課題の本文 =>
________________________
さよなら、使い捨てマスクを洗う日々

筆者が子供の頃はまだ、穴のあいた靴下やズボンに継ぎ当てをして着ていた記憶がある。決して器用ではない母が繕った箇所は不格好で、恥ずかしいと訴えても「まだ着られる」「誰も見ていない」と退けられた。「もったいない精神」など高尚なものではなく、それが「生活」だった。ここ最近、使い捨てマスクを洗っていると、そんな昔の日々が思い出される。

▼新型コロナウイルスの感染拡大を受け、いよいよ東京など7都府県で「緊急事態宣言」が発令された。ただ、法的強制力を持たないだけにその効果は読みにくい。国民生活・経済活動が大きく制限される一方で、経済対策や弱者救済策なども打ち出されているが、どこかずれている印象や不公平感は否めない。
________________________
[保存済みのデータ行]
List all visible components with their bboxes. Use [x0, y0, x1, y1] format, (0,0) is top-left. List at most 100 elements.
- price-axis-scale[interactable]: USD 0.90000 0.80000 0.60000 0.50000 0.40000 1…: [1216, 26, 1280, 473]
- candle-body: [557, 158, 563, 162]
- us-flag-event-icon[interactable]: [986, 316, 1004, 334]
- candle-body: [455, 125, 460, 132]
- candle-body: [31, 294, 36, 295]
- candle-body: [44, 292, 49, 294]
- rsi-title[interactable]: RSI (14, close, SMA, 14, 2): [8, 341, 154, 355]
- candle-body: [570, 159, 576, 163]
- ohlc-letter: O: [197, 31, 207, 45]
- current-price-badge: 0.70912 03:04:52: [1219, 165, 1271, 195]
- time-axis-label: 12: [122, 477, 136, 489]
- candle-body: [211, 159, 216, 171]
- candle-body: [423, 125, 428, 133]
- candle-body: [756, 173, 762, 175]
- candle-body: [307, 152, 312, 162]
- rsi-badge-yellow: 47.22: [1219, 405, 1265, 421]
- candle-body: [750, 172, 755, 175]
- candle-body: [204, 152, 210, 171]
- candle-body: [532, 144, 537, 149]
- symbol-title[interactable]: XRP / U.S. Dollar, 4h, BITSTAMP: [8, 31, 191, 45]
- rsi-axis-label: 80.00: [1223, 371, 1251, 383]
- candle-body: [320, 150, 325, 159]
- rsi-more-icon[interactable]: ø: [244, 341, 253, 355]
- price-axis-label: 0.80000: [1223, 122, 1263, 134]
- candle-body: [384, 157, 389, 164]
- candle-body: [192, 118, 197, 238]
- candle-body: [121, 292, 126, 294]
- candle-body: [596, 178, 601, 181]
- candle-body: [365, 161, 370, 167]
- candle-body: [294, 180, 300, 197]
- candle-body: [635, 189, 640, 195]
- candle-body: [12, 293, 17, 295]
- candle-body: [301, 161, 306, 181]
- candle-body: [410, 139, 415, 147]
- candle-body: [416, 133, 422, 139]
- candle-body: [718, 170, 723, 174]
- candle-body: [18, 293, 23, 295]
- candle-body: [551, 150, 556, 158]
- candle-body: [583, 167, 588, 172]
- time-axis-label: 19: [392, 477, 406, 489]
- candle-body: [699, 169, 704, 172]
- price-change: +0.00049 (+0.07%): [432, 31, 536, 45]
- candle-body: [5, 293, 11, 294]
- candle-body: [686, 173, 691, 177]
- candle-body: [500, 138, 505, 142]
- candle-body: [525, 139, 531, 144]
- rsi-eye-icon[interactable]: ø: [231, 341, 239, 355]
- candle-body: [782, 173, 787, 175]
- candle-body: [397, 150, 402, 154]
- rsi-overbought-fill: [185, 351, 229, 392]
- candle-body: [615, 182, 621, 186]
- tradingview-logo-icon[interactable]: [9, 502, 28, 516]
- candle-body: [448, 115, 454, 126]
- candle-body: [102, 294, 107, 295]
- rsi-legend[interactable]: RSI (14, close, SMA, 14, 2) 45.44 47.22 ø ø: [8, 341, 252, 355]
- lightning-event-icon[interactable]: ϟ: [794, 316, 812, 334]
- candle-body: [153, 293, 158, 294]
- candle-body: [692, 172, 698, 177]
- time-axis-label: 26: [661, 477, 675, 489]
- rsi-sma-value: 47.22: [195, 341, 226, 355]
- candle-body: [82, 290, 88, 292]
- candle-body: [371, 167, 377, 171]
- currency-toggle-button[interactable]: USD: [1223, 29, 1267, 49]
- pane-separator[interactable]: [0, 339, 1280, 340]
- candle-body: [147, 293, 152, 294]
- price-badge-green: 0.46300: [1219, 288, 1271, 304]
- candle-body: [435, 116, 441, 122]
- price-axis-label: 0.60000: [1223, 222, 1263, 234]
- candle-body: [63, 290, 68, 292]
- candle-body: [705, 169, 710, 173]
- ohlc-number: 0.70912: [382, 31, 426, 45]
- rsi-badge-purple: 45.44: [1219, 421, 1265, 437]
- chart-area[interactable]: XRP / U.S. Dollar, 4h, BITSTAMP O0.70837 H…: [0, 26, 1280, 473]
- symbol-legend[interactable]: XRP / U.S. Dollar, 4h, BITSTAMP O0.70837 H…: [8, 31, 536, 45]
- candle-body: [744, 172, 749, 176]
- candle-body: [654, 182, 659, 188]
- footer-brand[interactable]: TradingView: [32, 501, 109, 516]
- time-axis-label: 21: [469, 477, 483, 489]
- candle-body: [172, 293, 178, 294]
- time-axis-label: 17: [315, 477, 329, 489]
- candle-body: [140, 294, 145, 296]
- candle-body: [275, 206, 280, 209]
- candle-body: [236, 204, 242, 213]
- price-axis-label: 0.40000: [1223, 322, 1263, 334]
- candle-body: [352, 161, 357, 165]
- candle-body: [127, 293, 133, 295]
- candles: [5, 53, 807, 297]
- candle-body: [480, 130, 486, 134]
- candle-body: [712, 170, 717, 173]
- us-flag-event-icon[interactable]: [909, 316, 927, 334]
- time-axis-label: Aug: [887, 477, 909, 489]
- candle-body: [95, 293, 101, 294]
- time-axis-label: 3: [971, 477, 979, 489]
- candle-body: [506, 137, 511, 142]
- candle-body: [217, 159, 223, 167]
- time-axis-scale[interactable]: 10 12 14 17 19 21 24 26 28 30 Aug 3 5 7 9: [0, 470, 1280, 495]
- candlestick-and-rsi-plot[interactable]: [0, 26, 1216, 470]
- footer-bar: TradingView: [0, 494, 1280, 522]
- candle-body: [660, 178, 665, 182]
________________________
課題の説明 => 使い捨てマスクを洗う日々についての文章を、最後の文の後から続けて書くこと。

この課題の解答 =>
▼まずはこの1か月が勝負。宣言が出された7都府県に限らず、国内すべての人々が「いま何をすべきか」、そして「何をしてはいけないのか」を考え、自身の行動を律しなければいけない。

▼わが家に布マスクが届く頃には日常が戻っている。そんな淡い期待を抱きながら、残り少なくなった使い捨てマスクを数えている。